— start of DATASET RECORDS —

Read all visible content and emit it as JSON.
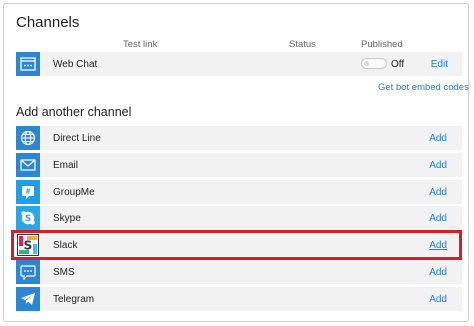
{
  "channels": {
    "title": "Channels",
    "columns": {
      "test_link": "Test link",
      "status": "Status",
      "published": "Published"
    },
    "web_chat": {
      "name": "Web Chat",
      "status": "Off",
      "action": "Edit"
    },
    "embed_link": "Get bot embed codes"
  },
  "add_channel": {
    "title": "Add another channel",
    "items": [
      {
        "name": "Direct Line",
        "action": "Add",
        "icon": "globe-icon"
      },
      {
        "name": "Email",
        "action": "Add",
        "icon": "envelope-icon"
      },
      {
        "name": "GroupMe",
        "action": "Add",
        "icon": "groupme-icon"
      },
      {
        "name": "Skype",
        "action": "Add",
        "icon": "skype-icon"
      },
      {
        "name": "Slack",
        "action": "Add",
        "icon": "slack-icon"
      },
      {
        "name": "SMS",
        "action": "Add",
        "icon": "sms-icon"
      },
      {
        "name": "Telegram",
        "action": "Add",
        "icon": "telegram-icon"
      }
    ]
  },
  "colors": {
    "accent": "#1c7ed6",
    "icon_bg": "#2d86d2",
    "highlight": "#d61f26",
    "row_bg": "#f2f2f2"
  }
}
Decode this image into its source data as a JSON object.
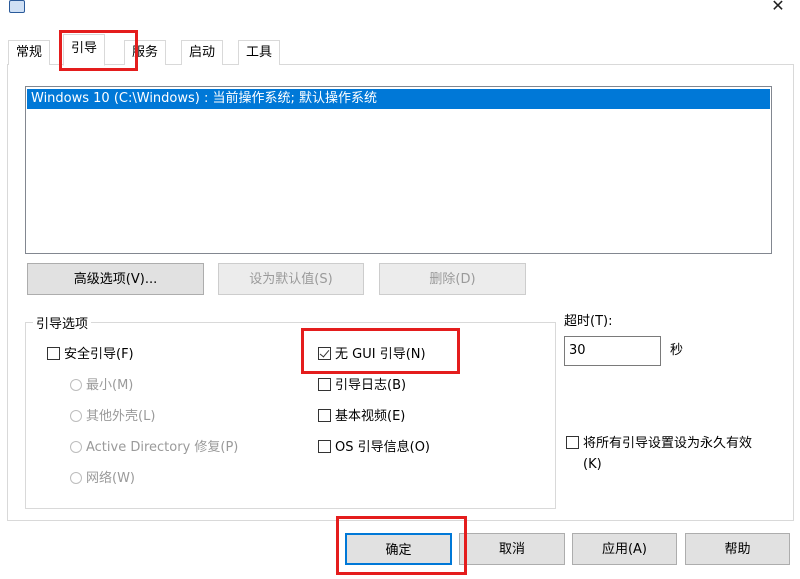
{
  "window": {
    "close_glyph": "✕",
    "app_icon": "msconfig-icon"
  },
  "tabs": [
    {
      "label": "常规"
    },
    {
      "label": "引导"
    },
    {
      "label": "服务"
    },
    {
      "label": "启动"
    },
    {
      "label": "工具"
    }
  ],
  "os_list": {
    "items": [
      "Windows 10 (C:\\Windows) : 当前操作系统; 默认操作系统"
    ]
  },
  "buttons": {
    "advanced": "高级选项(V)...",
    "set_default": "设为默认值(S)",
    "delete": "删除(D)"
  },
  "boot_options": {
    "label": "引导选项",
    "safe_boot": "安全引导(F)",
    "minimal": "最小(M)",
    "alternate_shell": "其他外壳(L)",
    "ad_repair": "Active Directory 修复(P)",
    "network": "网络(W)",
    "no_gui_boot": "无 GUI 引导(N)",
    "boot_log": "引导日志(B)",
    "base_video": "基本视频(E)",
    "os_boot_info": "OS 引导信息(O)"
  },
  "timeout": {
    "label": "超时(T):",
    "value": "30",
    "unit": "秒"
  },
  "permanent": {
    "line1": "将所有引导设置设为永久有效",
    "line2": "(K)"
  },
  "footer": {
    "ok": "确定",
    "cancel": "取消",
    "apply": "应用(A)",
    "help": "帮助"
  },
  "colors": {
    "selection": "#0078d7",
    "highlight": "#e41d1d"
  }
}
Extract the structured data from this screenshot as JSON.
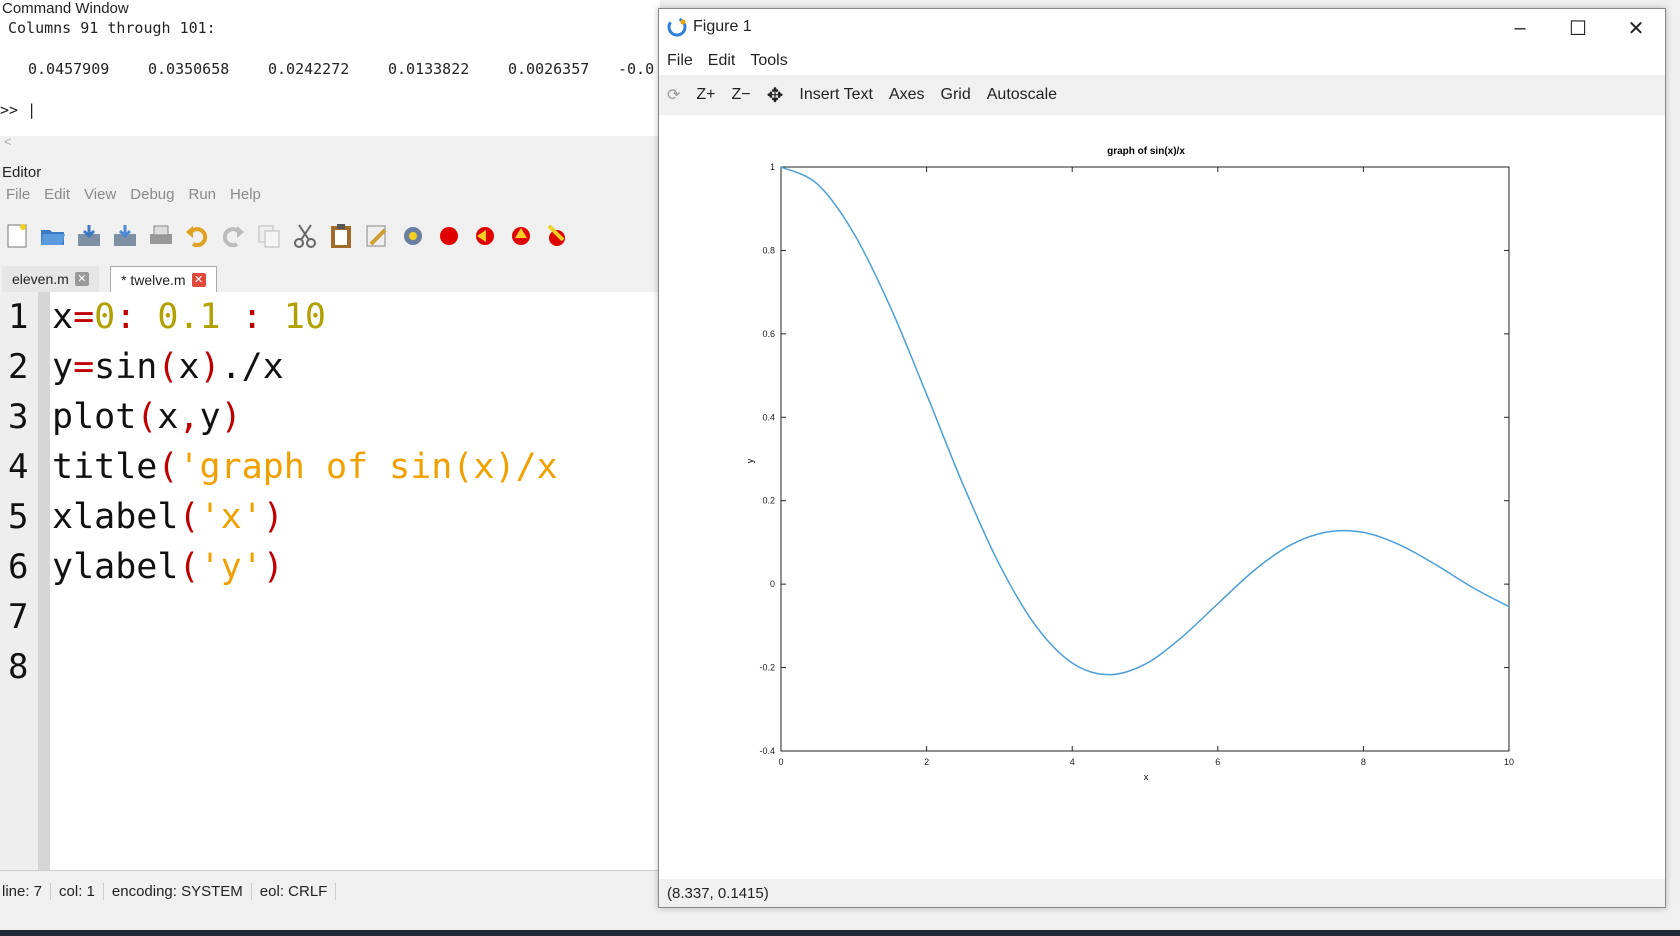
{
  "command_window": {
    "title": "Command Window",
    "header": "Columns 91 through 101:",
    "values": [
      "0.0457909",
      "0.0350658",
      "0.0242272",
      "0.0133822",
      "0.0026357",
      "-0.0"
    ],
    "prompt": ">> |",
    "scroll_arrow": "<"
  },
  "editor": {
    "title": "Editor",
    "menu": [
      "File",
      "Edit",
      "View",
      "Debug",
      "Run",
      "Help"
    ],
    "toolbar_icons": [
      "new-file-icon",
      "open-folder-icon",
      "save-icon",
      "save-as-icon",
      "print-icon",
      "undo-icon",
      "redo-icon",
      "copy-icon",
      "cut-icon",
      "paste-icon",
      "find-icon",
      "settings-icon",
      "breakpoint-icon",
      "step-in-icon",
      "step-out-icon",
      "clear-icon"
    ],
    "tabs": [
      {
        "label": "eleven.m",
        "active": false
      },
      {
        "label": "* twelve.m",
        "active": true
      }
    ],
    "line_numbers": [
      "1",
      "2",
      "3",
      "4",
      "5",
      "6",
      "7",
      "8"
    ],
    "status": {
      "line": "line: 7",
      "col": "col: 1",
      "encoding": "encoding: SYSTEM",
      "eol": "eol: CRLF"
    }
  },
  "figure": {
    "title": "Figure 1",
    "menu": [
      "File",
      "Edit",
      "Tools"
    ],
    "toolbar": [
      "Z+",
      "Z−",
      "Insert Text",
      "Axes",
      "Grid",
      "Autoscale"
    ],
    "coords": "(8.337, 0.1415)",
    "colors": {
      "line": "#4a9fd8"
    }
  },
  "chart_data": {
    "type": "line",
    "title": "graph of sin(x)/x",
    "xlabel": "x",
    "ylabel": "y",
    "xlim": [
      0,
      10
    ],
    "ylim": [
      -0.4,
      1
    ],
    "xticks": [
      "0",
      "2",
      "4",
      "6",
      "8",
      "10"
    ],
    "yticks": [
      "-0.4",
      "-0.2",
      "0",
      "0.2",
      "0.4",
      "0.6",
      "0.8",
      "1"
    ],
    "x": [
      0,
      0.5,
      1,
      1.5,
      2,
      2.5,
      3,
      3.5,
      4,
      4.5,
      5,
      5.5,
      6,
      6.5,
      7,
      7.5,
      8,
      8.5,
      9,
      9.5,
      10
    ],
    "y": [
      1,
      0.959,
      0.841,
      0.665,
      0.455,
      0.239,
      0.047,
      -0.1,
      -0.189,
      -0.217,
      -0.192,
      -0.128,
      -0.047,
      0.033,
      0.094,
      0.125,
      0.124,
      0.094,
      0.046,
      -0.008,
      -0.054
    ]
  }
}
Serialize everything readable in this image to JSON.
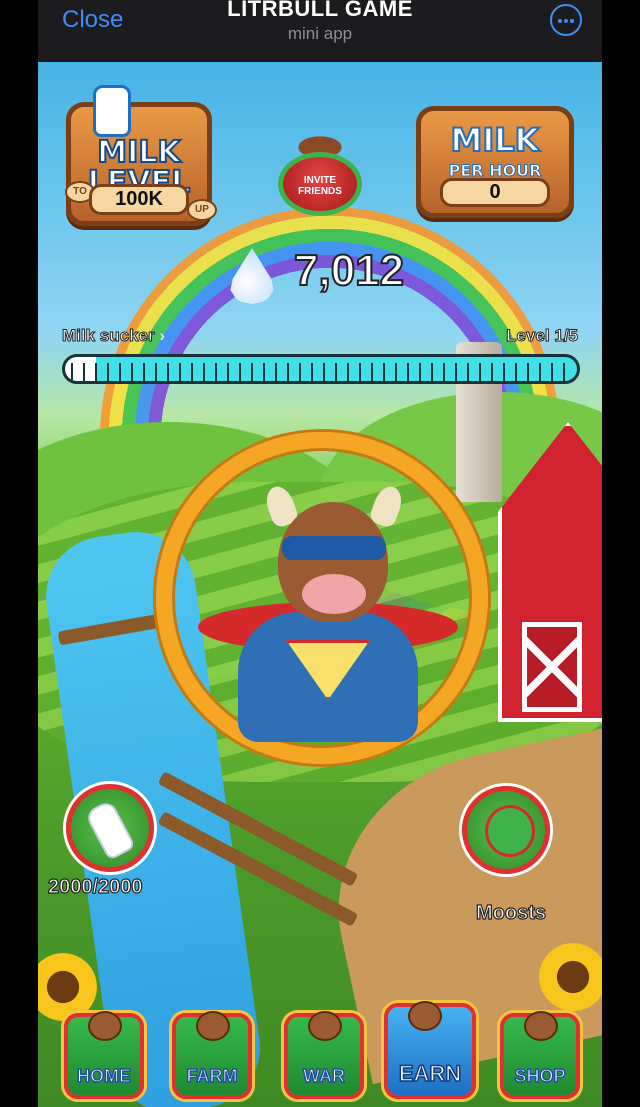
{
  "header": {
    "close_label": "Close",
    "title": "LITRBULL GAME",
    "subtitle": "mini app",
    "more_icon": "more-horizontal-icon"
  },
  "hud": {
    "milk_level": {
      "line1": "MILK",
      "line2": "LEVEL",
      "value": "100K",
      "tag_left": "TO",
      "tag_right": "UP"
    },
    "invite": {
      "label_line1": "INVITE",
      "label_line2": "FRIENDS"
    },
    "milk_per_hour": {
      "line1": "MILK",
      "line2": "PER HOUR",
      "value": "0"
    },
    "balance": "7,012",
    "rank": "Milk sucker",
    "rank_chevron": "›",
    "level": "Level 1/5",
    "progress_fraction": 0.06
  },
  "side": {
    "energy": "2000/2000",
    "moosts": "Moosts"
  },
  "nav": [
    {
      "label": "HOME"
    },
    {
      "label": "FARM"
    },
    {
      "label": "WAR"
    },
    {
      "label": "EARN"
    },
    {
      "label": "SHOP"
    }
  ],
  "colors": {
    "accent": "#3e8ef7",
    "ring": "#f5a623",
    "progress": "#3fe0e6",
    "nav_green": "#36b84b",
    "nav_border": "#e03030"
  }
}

— end of DATASET RECORDS —

Restate the records above in full, word for word. Keep pictures out.

Read all visible content and emit it as JSON.
{
  "channels": {
    "title": "Channels",
    "columns": {
      "test_link": "Test link",
      "status": "Status",
      "published": "Published"
    },
    "web_chat": {
      "name": "Web Chat",
      "status": "Off",
      "action": "Edit"
    },
    "embed_link": "Get bot embed codes"
  },
  "add_channel": {
    "title": "Add another channel",
    "items": [
      {
        "name": "Direct Line",
        "action": "Add",
        "icon": "globe-icon"
      },
      {
        "name": "Email",
        "action": "Add",
        "icon": "envelope-icon"
      },
      {
        "name": "GroupMe",
        "action": "Add",
        "icon": "groupme-icon"
      },
      {
        "name": "Skype",
        "action": "Add",
        "icon": "skype-icon"
      },
      {
        "name": "Slack",
        "action": "Add",
        "icon": "slack-icon"
      },
      {
        "name": "SMS",
        "action": "Add",
        "icon": "sms-icon"
      },
      {
        "name": "Telegram",
        "action": "Add",
        "icon": "telegram-icon"
      }
    ]
  },
  "colors": {
    "accent": "#1c7ed6",
    "icon_bg": "#2d86d2",
    "highlight": "#d61f26",
    "row_bg": "#f2f2f2"
  }
}
Decode this image into its source data as a JSON object.
{
  "window": {
    "close_glyph": "✕",
    "app_icon": "msconfig-icon"
  },
  "tabs": [
    {
      "label": "常规"
    },
    {
      "label": "引导"
    },
    {
      "label": "服务"
    },
    {
      "label": "启动"
    },
    {
      "label": "工具"
    }
  ],
  "os_list": {
    "items": [
      "Windows 10 (C:\\Windows) : 当前操作系统; 默认操作系统"
    ]
  },
  "buttons": {
    "advanced": "高级选项(V)...",
    "set_default": "设为默认值(S)",
    "delete": "删除(D)"
  },
  "boot_options": {
    "label": "引导选项",
    "safe_boot": "安全引导(F)",
    "minimal": "最小(M)",
    "alternate_shell": "其他外壳(L)",
    "ad_repair": "Active Directory 修复(P)",
    "network": "网络(W)",
    "no_gui_boot": "无 GUI 引导(N)",
    "boot_log": "引导日志(B)",
    "base_video": "基本视频(E)",
    "os_boot_info": "OS 引导信息(O)"
  },
  "timeout": {
    "label": "超时(T):",
    "value": "30",
    "unit": "秒"
  },
  "permanent": {
    "line1": "将所有引导设置设为永久有效",
    "line2": "(K)"
  },
  "footer": {
    "ok": "确定",
    "cancel": "取消",
    "apply": "应用(A)",
    "help": "帮助"
  },
  "colors": {
    "selection": "#0078d7",
    "highlight": "#e41d1d"
  }
}
Extract the structured data from this screenshot as JSON.
{
  "command_window": {
    "title": "Command Window",
    "header": "Columns 91 through 101:",
    "values": [
      "0.0457909",
      "0.0350658",
      "0.0242272",
      "0.0133822",
      "0.0026357",
      "-0.0"
    ],
    "prompt": ">> |",
    "scroll_arrow": "<"
  },
  "editor": {
    "title": "Editor",
    "menu": [
      "File",
      "Edit",
      "View",
      "Debug",
      "Run",
      "Help"
    ],
    "toolbar_icons": [
      "new-file-icon",
      "open-folder-icon",
      "save-icon",
      "save-as-icon",
      "print-icon",
      "undo-icon",
      "redo-icon",
      "copy-icon",
      "cut-icon",
      "paste-icon",
      "find-icon",
      "settings-icon",
      "breakpoint-icon",
      "step-in-icon",
      "step-out-icon",
      "clear-icon"
    ],
    "tabs": [
      {
        "label": "eleven.m",
        "active": false
      },
      {
        "label": "* twelve.m",
        "active": true
      }
    ],
    "line_numbers": [
      "1",
      "2",
      "3",
      "4",
      "5",
      "6",
      "7",
      "8"
    ],
    "status": {
      "line": "line: 7",
      "col": "col: 1",
      "encoding": "encoding: SYSTEM",
      "eol": "eol: CRLF"
    }
  },
  "figure": {
    "title": "Figure 1",
    "menu": [
      "File",
      "Edit",
      "Tools"
    ],
    "toolbar": [
      "Z+",
      "Z−",
      "Insert Text",
      "Axes",
      "Grid",
      "Autoscale"
    ],
    "coords": "(8.337, 0.1415)",
    "colors": {
      "line": "#4a9fd8"
    }
  },
  "chart_data": {
    "type": "line",
    "title": "graph of sin(x)/x",
    "xlabel": "x",
    "ylabel": "y",
    "xlim": [
      0,
      10
    ],
    "ylim": [
      -0.4,
      1
    ],
    "xticks": [
      "0",
      "2",
      "4",
      "6",
      "8",
      "10"
    ],
    "yticks": [
      "-0.4",
      "-0.2",
      "0",
      "0.2",
      "0.4",
      "0.6",
      "0.8",
      "1"
    ],
    "x": [
      0,
      0.5,
      1,
      1.5,
      2,
      2.5,
      3,
      3.5,
      4,
      4.5,
      5,
      5.5,
      6,
      6.5,
      7,
      7.5,
      8,
      8.5,
      9,
      9.5,
      10
    ],
    "y": [
      1,
      0.959,
      0.841,
      0.665,
      0.455,
      0.239,
      0.047,
      -0.1,
      -0.189,
      -0.217,
      -0.192,
      -0.128,
      -0.047,
      0.033,
      0.094,
      0.125,
      0.124,
      0.094,
      0.046,
      -0.008,
      -0.054
    ]
  }
}
Serialize everything readable in this image to JSON.
{
  "header": {
    "close_label": "Close",
    "title": "LITRBULL GAME",
    "subtitle": "mini app",
    "more_icon": "more-horizontal-icon"
  },
  "hud": {
    "milk_level": {
      "line1": "MILK",
      "line2": "LEVEL",
      "value": "100K",
      "tag_left": "TO",
      "tag_right": "UP"
    },
    "invite": {
      "label_line1": "INVITE",
      "label_line2": "FRIENDS"
    },
    "milk_per_hour": {
      "line1": "MILK",
      "line2": "PER HOUR",
      "value": "0"
    },
    "balance": "7,012",
    "rank": "Milk sucker",
    "rank_chevron": "›",
    "level": "Level 1/5",
    "progress_fraction": 0.06
  },
  "side": {
    "energy": "2000/2000",
    "moosts": "Moosts"
  },
  "nav": [
    {
      "label": "HOME"
    },
    {
      "label": "FARM"
    },
    {
      "label": "WAR"
    },
    {
      "label": "EARN"
    },
    {
      "label": "SHOP"
    }
  ],
  "colors": {
    "accent": "#3e8ef7",
    "ring": "#f5a623",
    "progress": "#3fe0e6",
    "nav_green": "#36b84b",
    "nav_border": "#e03030"
  }
}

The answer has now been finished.